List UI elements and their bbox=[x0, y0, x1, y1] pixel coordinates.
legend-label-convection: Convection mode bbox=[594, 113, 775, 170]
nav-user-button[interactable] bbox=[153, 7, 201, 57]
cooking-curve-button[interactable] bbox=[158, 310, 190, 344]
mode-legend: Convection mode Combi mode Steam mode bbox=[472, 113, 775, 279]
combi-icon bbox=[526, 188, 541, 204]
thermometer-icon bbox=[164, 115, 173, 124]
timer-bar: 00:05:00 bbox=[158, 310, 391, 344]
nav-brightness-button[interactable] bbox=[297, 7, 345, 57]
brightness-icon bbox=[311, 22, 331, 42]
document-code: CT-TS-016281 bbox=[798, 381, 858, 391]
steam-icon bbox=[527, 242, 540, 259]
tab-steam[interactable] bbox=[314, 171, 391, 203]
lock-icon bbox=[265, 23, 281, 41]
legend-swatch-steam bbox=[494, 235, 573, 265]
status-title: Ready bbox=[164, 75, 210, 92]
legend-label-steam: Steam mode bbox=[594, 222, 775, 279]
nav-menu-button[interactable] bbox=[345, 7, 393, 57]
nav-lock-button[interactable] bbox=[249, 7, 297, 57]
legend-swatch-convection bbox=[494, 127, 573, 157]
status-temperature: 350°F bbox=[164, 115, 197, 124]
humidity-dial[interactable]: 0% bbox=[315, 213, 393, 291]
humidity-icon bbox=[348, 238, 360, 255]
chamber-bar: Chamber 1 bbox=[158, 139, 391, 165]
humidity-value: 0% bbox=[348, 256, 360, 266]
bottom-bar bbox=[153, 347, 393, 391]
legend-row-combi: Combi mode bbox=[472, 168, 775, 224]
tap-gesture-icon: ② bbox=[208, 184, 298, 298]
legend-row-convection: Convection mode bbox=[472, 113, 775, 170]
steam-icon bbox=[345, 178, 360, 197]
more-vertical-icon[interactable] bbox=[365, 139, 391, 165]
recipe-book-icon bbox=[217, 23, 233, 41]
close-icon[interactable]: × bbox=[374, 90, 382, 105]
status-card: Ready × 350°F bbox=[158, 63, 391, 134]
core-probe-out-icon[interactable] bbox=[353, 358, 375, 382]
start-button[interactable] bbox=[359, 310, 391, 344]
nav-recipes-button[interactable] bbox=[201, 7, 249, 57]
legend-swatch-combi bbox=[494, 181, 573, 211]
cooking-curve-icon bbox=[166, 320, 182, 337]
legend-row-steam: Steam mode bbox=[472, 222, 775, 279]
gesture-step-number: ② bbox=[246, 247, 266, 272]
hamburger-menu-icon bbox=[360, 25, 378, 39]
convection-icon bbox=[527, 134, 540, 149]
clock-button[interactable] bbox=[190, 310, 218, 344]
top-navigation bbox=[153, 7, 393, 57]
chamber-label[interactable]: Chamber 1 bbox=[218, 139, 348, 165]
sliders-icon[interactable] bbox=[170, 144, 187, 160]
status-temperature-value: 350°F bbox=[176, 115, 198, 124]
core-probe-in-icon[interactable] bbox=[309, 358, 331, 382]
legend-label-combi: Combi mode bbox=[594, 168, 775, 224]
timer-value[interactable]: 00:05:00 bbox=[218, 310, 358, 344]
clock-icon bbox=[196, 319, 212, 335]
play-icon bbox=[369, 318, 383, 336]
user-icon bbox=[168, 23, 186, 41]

+++

▸ Short exercise
Format every line of the records as a JSON list of strings, one string per line, leaving out any blank lines.

▸ Answer in full
[
  "List UI elements and their bbox=[x0, y0, x1, y1] pixel coordinates.",
  "legend-label-convection: Convection mode bbox=[594, 113, 775, 170]",
  "nav-user-button[interactable] bbox=[153, 7, 201, 57]",
  "cooking-curve-button[interactable] bbox=[158, 310, 190, 344]",
  "mode-legend: Convection mode Combi mode Steam mode bbox=[472, 113, 775, 279]",
  "combi-icon bbox=[526, 188, 541, 204]",
  "thermometer-icon bbox=[164, 115, 173, 124]",
  "timer-bar: 00:05:00 bbox=[158, 310, 391, 344]",
  "nav-brightness-button[interactable] bbox=[297, 7, 345, 57]",
  "brightness-icon bbox=[311, 22, 331, 42]",
  "document-code: CT-TS-016281 bbox=[798, 381, 858, 391]",
  "steam-icon bbox=[527, 242, 540, 259]",
  "tab-steam[interactable] bbox=[314, 171, 391, 203]",
  "lock-icon bbox=[265, 23, 281, 41]",
  "legend-swatch-steam bbox=[494, 235, 573, 265]",
  "status-title: Ready bbox=[164, 75, 210, 92]",
  "legend-label-steam: Steam mode bbox=[594, 222, 775, 279]",
  "nav-menu-button[interactable] bbox=[345, 7, 393, 57]",
  "nav-lock-button[interactable] bbox=[249, 7, 297, 57]",
  "legend-swatch-convection bbox=[494, 127, 573, 157]",
  "status-temperature: 350°F bbox=[164, 115, 197, 124]",
  "humidity-dial[interactable]: 0% bbox=[315, 213, 393, 291]",
  "humidity-icon bbox=[348, 238, 360, 255]",
  "chamber-bar: Chamber 1 bbox=[158, 139, 391, 165]",
  "humidity-value: 0% bbox=[348, 256, 360, 266]",
  "bottom-bar bbox=[153, 347, 393, 391]",
  "legend-row-combi: Combi mode bbox=[472, 168, 775, 224]",
  "tap-gesture-icon: ② bbox=[208, 184, 298, 298]",
  "legend-row-convection: Convection mode bbox=[472, 113, 775, 170]",
  "steam-icon bbox=[345, 178, 360, 197]",
  "more-vertical-icon[interactable] bbox=[365, 139, 391, 165]",
  "recipe-book-icon bbox=[217, 23, 233, 41]",
  "close-icon[interactable]: × bbox=[374, 90, 382, 105]",
  "status-card: Ready × 350°F bbox=[158, 63, 391, 134]",
  "core-probe-out-icon[interactable] bbox=[353, 358, 375, 382]",
  "start-button[interactable] bbox=[359, 310, 391, 344]",
  "nav-recipes-button[interactable] bbox=[201, 7, 249, 57]",
  "legend-swatch-combi bbox=[494, 181, 573, 211]",
  "cooking-curve-icon bbox=[166, 320, 182, 337]",
  "legend-row-steam: Steam mode bbox=[472, 222, 775, 279]",
  "gesture-step-number: ② bbox=[246, 247, 266, 272]",
  "hamburger-menu-icon bbox=[360, 25, 378, 39]",
  "convection-icon bbox=[527, 134, 540, 149]",
  "clock-button[interactable] bbox=[190, 310, 218, 344]",
  "top-navigation bbox=[153, 7, 393, 57]",
  "chamber-label[interactable]: Chamber 1 bbox=[218, 139, 348, 165]",
  "sliders-icon[interactable] bbox=[170, 144, 187, 160]",
  "status-temperature-value: 350°F bbox=[176, 115, 198, 124]",
  "core-probe-in-icon[interactable] bbox=[309, 358, 331, 382]",
  "legend-label-combi: Combi mode bbox=[594, 168, 775, 224]",
  "timer-value[interactable]: 00:05:00 bbox=[218, 310, 358, 344]",
  "clock-icon bbox=[196, 319, 212, 335]",
  "play-icon bbox=[369, 318, 383, 336]",
  "user-icon bbox=[168, 23, 186, 41]"
]